» Aim: Scan the records below for the word "workbench" and give only the number of lines that hold it.
++++ Rows ++++
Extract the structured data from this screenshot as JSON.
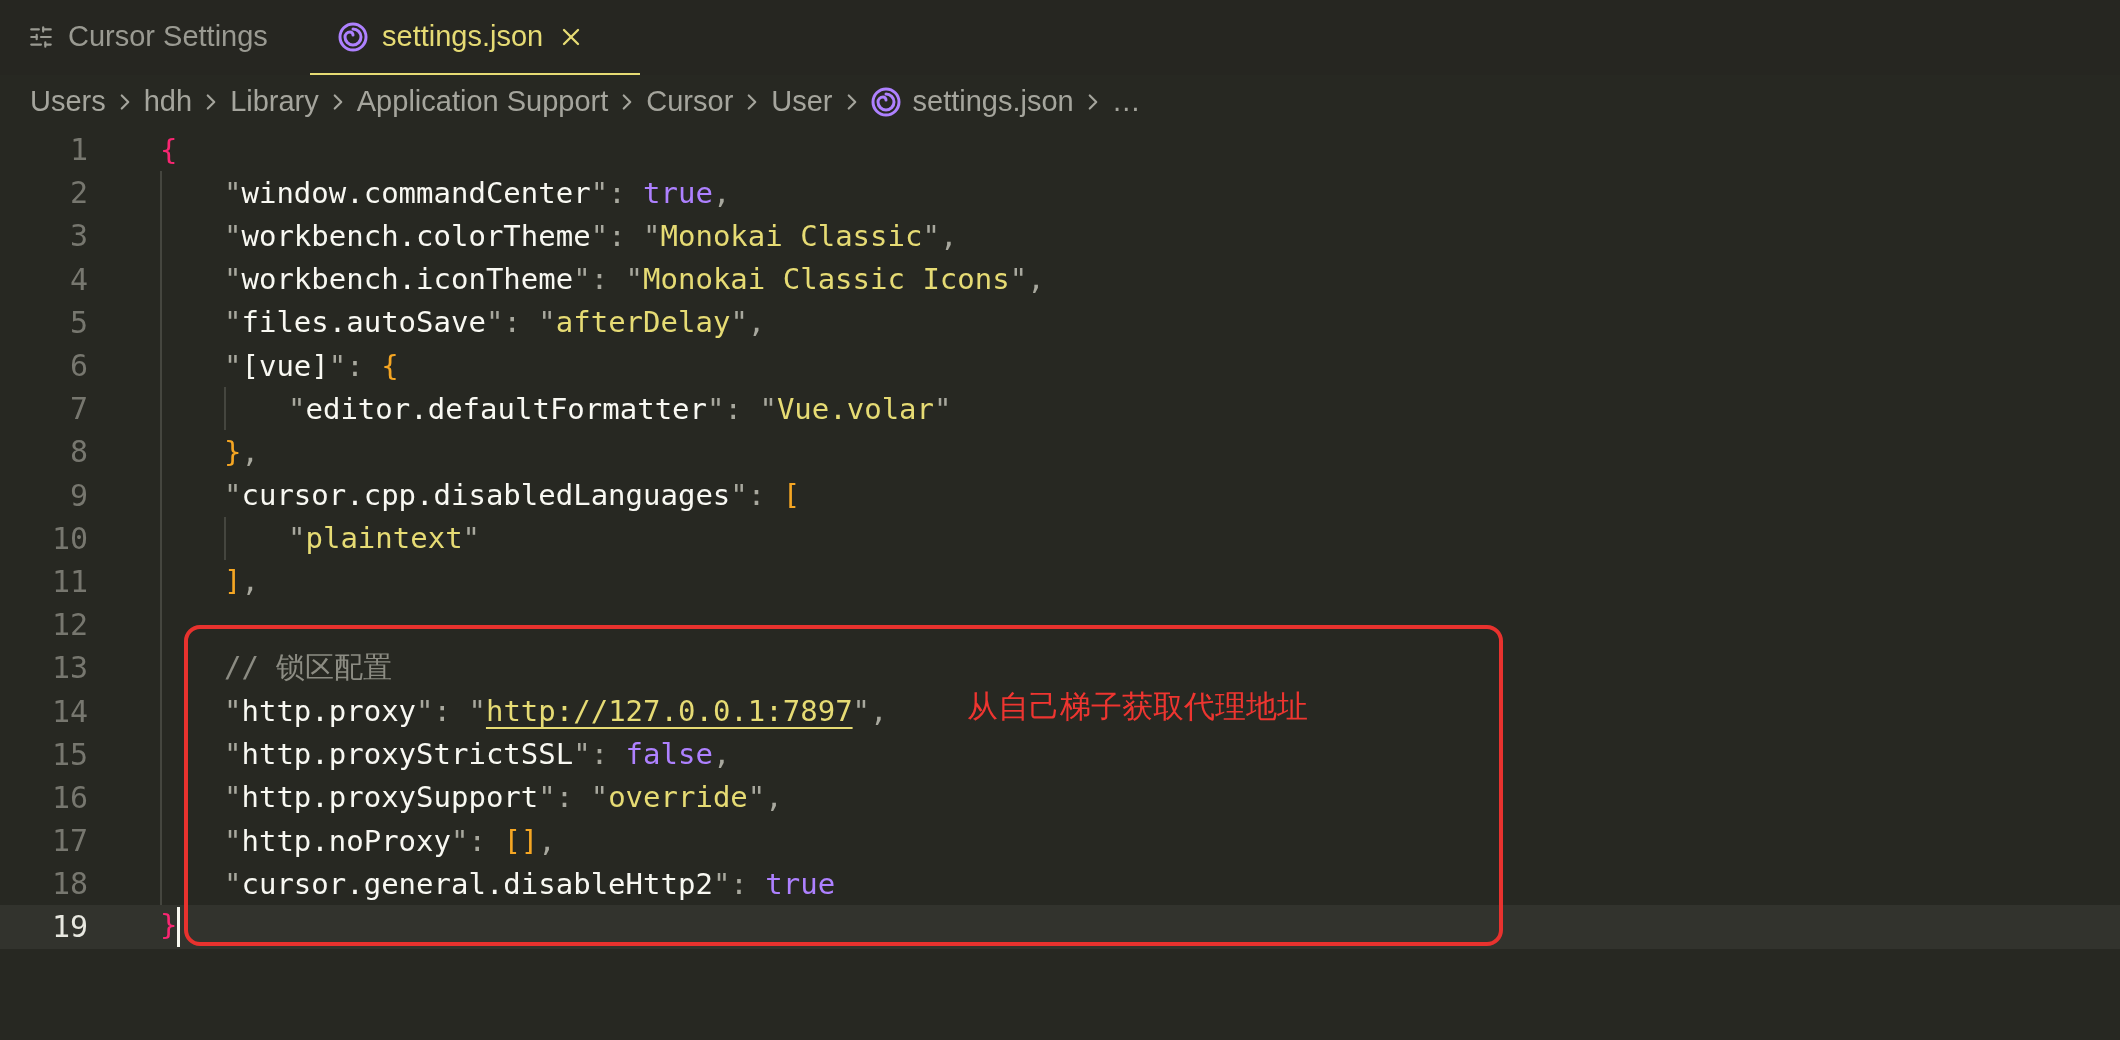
{
  "tabs": [
    {
      "label": "Cursor Settings",
      "kind": "settings",
      "selected": false,
      "closable": false
    },
    {
      "label": "settings.json",
      "kind": "json",
      "selected": true,
      "closable": true
    }
  ],
  "breadcrumb": [
    {
      "label": "Users",
      "kind": "folder"
    },
    {
      "label": "hdh",
      "kind": "folder"
    },
    {
      "label": "Library",
      "kind": "folder"
    },
    {
      "label": "Application Support",
      "kind": "folder"
    },
    {
      "label": "Cursor",
      "kind": "folder"
    },
    {
      "label": "User",
      "kind": "folder"
    },
    {
      "label": "settings.json",
      "kind": "json"
    },
    {
      "label": "…",
      "kind": "more"
    }
  ],
  "lines": [
    {
      "number": "1",
      "current": false,
      "tokens": [
        {
          "kind": "outer-bracket",
          "text": "{"
        }
      ],
      "children": [
        {
          "number": "2",
          "current": false,
          "tokens": [
            {
              "kind": "key",
              "text": "\"window.commandCenter\""
            },
            {
              "kind": "punct",
              "text": ": "
            },
            {
              "kind": "keyword",
              "text": "true"
            },
            {
              "kind": "punct",
              "text": ","
            }
          ]
        },
        {
          "number": "3",
          "current": false,
          "tokens": [
            {
              "kind": "key",
              "text": "\"workbench.colorTheme\""
            },
            {
              "kind": "punct",
              "text": ": "
            },
            {
              "kind": "string",
              "text": "\"Monokai Classic\""
            },
            {
              "kind": "punct",
              "text": ","
            }
          ]
        },
        {
          "number": "4",
          "current": false,
          "tokens": [
            {
              "kind": "key",
              "text": "\"workbench.iconTheme\""
            },
            {
              "kind": "punct",
              "text": ": "
            },
            {
              "kind": "string",
              "text": "\"Monokai Classic Icons\""
            },
            {
              "kind": "punct",
              "text": ","
            }
          ]
        },
        {
          "number": "5",
          "current": false,
          "tokens": [
            {
              "kind": "key",
              "text": "\"files.autoSave\""
            },
            {
              "kind": "punct",
              "text": ": "
            },
            {
              "kind": "string",
              "text": "\"afterDelay\""
            },
            {
              "kind": "punct",
              "text": ","
            }
          ]
        },
        {
          "number": "6",
          "current": false,
          "tokens": [
            {
              "kind": "key",
              "text": "\"[vue]\""
            },
            {
              "kind": "punct",
              "text": ": "
            },
            {
              "kind": "bracket",
              "text": "{"
            }
          ],
          "children": [
            {
              "number": "7",
              "current": false,
              "tokens": [
                {
                  "kind": "key",
                  "text": "\"editor.defaultFormatter\""
                },
                {
                  "kind": "punct",
                  "text": ": "
                },
                {
                  "kind": "string",
                  "text": "\"Vue.volar\""
                }
              ]
            }
          ]
        },
        {
          "number": "8",
          "current": false,
          "tokens": [
            {
              "kind": "bracket",
              "text": "}"
            },
            {
              "kind": "punct",
              "text": ","
            }
          ]
        },
        {
          "number": "9",
          "current": false,
          "tokens": [
            {
              "kind": "key",
              "text": "\"cursor.cpp.disabledLanguages\""
            },
            {
              "kind": "punct",
              "text": ": "
            },
            {
              "kind": "bracket",
              "text": "["
            }
          ],
          "children": [
            {
              "number": "10",
              "current": false,
              "tokens": [
                {
                  "kind": "string",
                  "text": "\"plaintext\""
                }
              ]
            }
          ]
        },
        {
          "number": "11",
          "current": false,
          "tokens": [
            {
              "kind": "bracket",
              "text": "]"
            },
            {
              "kind": "punct",
              "text": ","
            }
          ]
        },
        {
          "number": "12",
          "current": false
        },
        {
          "number": "13",
          "current": false,
          "tokens": [
            {
              "kind": "comment",
              "text": "// 锁区配置"
            }
          ]
        },
        {
          "number": "14",
          "current": false,
          "tokens": [
            {
              "kind": "key",
              "text": "\"http.proxy\""
            },
            {
              "kind": "punct",
              "text": ": "
            },
            {
              "kind": "link",
              "text": "\"http://127.0.0.1:7897\""
            },
            {
              "kind": "punct",
              "text": ","
            }
          ]
        },
        {
          "number": "15",
          "current": false,
          "tokens": [
            {
              "kind": "key",
              "text": "\"http.proxyStrictSSL\""
            },
            {
              "kind": "punct",
              "text": ": "
            },
            {
              "kind": "keyword",
              "text": "false"
            },
            {
              "kind": "punct",
              "text": ","
            }
          ]
        },
        {
          "number": "16",
          "current": false,
          "tokens": [
            {
              "kind": "key",
              "text": "\"http.proxySupport\""
            },
            {
              "kind": "punct",
              "text": ": "
            },
            {
              "kind": "string",
              "text": "\"override\""
            },
            {
              "kind": "punct",
              "text": ","
            }
          ]
        },
        {
          "number": "17",
          "current": false,
          "tokens": [
            {
              "kind": "key",
              "text": "\"http.noProxy\""
            },
            {
              "kind": "punct",
              "text": ": "
            },
            {
              "kind": "bracket",
              "text": "[]"
            },
            {
              "kind": "punct",
              "text": ","
            }
          ]
        },
        {
          "number": "18",
          "current": false,
          "tokens": [
            {
              "kind": "key",
              "text": "\"cursor.general.disableHttp2\""
            },
            {
              "kind": "punct",
              "text": ": "
            },
            {
              "kind": "keyword",
              "text": "true"
            }
          ]
        }
      ]
    },
    {
      "number": "19",
      "current": true,
      "tokens": [
        {
          "kind": "outer-bracket",
          "text": "}"
        }
      ]
    }
  ],
  "annotation": {
    "text": "从自己梯子获取代理地址"
  }
}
++++
» Solved exercise: 2